*What you will do:* Give the entries back exactly, dropping each image.

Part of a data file
'''
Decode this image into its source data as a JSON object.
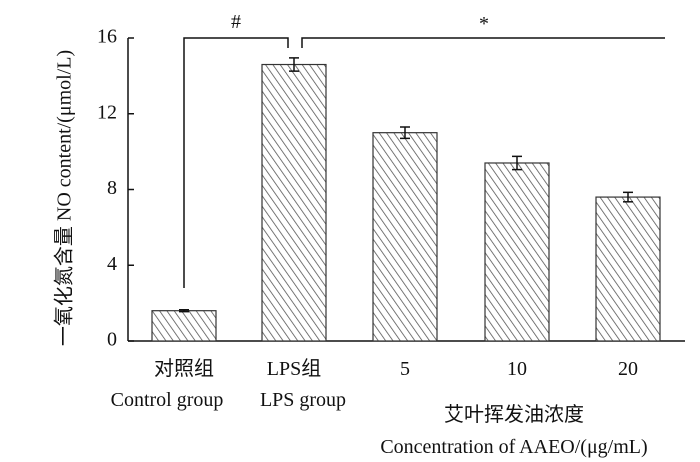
{
  "chart_data": {
    "type": "bar",
    "categories": [
      {
        "line1": "对照组",
        "line2": "Control group"
      },
      {
        "line1": "LPS组",
        "line2": "LPS group"
      },
      {
        "line1": "5",
        "line2": ""
      },
      {
        "line1": "10",
        "line2": ""
      },
      {
        "line1": "20",
        "line2": ""
      }
    ],
    "values": [
      1.6,
      14.6,
      11.0,
      9.4,
      7.6
    ],
    "errors": [
      0.05,
      0.35,
      0.3,
      0.35,
      0.25
    ],
    "ylabel": "一氧化氮含量  NO content/(μmol/L)",
    "ylim": [
      0,
      16
    ],
    "yticks": [
      0,
      4,
      8,
      12,
      16
    ],
    "ytick_labels": [
      "0",
      "4",
      "8",
      "12",
      "16"
    ],
    "group_label": {
      "line1": "艾叶挥发油浓度",
      "line2": "Concentration of AAEO/(μg/mL)"
    },
    "significance": [
      {
        "symbol": "#",
        "from": 0,
        "to": 1
      },
      {
        "symbol": "*",
        "from": 1,
        "to": 4
      }
    ],
    "bar_fill": "hatched",
    "grid": false
  }
}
'''
*The solution:*
Decode this image into its source data as a JSON object.
{
  "chart_data": {
    "type": "bar",
    "categories": [
      {
        "line1": "对照组",
        "line2": "Control group"
      },
      {
        "line1": "LPS组",
        "line2": "LPS group"
      },
      {
        "line1": "5",
        "line2": ""
      },
      {
        "line1": "10",
        "line2": ""
      },
      {
        "line1": "20",
        "line2": ""
      }
    ],
    "values": [
      1.6,
      14.6,
      11.0,
      9.4,
      7.6
    ],
    "errors": [
      0.05,
      0.35,
      0.3,
      0.35,
      0.25
    ],
    "ylabel": "一氧化氮含量  NO content/(μmol/L)",
    "ylim": [
      0,
      16
    ],
    "yticks": [
      0,
      4,
      8,
      12,
      16
    ],
    "ytick_labels": [
      "0",
      "4",
      "8",
      "12",
      "16"
    ],
    "group_label": {
      "line1": "艾叶挥发油浓度",
      "line2": "Concentration of AAEO/(μg/mL)"
    },
    "significance": [
      {
        "symbol": "#",
        "from": 0,
        "to": 1
      },
      {
        "symbol": "*",
        "from": 1,
        "to": 4
      }
    ],
    "bar_fill": "hatched",
    "grid": false
  }
}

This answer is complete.